[Data entries]

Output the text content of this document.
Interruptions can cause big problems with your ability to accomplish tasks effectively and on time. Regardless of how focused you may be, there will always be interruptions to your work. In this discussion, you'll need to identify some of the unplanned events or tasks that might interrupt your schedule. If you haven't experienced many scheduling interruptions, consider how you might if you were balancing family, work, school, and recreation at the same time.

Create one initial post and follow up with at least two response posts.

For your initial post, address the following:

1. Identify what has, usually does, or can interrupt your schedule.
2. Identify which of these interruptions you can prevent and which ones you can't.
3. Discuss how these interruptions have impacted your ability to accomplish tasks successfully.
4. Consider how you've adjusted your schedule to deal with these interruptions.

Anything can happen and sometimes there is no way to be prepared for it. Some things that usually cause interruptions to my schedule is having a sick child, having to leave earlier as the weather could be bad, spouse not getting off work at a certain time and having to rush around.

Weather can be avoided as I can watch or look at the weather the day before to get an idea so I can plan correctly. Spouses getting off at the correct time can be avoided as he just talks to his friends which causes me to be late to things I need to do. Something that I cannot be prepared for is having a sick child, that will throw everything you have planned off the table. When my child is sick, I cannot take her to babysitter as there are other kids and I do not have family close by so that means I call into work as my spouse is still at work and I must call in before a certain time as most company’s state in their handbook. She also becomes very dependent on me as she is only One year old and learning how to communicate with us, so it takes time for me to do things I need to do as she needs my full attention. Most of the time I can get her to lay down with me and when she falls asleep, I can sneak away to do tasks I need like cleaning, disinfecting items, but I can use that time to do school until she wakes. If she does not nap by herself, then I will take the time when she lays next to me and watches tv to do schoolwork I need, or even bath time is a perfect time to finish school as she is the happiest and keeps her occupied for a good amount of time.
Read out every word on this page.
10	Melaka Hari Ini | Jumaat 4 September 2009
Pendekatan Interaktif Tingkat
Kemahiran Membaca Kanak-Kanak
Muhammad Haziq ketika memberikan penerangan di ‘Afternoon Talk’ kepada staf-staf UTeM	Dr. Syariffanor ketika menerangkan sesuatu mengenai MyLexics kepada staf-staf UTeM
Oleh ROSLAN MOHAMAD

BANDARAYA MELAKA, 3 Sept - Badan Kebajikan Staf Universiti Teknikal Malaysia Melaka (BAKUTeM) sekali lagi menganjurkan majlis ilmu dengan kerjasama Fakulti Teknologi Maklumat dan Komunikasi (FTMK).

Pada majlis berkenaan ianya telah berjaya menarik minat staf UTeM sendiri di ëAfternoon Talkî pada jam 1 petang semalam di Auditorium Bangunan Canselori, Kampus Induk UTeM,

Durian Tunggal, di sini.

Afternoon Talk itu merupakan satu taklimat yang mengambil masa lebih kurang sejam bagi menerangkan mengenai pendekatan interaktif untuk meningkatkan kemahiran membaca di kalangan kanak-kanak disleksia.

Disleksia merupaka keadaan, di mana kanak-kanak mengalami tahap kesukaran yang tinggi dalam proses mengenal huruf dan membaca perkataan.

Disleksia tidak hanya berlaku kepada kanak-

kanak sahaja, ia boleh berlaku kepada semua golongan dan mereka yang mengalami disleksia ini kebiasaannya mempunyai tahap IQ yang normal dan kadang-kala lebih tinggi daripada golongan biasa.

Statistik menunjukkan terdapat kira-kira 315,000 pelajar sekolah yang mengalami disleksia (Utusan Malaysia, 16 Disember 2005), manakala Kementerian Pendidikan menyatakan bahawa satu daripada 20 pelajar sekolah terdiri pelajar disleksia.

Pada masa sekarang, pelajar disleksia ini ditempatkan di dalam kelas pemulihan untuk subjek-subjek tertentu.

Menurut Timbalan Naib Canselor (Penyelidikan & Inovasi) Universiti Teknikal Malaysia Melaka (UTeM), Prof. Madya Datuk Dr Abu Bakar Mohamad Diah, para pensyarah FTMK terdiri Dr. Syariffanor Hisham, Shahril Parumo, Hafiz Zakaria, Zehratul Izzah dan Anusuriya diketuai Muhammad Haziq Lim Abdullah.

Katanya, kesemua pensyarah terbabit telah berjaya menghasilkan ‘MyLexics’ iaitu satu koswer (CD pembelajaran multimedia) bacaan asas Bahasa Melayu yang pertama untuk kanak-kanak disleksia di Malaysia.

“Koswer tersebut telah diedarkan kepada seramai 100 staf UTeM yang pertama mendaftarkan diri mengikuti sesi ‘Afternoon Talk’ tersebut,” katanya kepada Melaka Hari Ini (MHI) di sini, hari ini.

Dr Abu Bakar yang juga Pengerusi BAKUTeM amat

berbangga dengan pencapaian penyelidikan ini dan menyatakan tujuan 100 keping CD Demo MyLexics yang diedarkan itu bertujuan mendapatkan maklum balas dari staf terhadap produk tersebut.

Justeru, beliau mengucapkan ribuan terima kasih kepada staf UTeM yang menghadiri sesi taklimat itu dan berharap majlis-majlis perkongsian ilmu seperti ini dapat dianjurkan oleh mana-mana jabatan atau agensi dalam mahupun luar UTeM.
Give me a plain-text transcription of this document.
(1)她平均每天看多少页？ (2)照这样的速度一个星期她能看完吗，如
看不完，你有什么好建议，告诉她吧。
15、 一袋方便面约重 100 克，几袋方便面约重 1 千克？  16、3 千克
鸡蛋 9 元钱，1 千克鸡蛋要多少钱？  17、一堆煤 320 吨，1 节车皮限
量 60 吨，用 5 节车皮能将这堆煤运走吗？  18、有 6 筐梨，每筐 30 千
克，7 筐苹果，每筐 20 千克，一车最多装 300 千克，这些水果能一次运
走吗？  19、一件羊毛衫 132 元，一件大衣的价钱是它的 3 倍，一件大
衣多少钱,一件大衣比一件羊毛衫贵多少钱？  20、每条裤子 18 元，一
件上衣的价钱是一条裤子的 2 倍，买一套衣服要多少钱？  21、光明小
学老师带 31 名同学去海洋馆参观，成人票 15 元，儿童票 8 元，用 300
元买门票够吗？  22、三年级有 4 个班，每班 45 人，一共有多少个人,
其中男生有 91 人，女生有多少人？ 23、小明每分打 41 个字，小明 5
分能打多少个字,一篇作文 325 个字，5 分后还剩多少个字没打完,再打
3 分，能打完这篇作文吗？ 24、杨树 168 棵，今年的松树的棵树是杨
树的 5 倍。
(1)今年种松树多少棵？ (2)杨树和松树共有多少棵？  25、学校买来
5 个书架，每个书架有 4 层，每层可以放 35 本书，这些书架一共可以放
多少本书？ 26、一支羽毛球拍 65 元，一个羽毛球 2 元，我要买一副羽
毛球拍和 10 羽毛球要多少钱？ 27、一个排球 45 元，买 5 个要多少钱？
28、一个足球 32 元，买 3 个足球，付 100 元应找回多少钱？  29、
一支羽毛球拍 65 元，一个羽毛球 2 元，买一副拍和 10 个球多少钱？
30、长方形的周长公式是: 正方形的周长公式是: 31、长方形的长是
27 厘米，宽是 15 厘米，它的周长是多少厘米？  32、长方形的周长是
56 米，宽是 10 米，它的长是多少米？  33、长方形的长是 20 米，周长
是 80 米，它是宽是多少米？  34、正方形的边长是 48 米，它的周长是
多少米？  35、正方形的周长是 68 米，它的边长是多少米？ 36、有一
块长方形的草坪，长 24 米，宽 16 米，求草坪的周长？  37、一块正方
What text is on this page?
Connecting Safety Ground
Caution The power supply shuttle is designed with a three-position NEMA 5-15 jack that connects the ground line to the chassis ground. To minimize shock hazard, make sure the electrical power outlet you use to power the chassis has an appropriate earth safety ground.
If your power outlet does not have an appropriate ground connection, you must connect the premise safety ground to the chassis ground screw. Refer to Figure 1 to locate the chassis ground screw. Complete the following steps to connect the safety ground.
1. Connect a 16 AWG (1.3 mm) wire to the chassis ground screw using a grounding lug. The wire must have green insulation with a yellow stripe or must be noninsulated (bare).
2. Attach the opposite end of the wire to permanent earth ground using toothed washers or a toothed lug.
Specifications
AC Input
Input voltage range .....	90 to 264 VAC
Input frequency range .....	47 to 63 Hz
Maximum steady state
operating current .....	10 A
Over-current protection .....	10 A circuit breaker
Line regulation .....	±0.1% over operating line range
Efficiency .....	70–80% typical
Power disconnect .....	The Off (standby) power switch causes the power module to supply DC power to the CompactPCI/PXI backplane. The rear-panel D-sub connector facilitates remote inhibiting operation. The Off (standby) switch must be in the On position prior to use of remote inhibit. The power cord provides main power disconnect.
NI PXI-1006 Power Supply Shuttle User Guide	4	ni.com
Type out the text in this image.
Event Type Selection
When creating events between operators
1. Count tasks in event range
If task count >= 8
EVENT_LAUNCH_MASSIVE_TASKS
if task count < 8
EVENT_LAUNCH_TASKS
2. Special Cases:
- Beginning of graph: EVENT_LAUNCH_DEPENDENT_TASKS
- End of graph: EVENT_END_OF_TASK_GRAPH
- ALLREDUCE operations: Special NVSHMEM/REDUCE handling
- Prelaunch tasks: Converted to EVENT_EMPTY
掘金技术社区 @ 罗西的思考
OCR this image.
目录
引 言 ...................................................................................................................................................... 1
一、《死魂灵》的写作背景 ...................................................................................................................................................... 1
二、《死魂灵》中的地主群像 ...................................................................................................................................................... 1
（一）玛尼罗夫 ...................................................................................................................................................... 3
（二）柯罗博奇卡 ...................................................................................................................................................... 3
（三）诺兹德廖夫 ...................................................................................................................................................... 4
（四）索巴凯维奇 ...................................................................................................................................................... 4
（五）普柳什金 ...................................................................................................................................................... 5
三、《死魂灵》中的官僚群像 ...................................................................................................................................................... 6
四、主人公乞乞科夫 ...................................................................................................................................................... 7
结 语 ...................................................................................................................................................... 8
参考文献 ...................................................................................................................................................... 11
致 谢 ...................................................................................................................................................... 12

[Task instructions]: Look for lines containing the string "Type" and copy them all.

[Answer to this exercise]:
Type out the text in this image.
Event Type Selection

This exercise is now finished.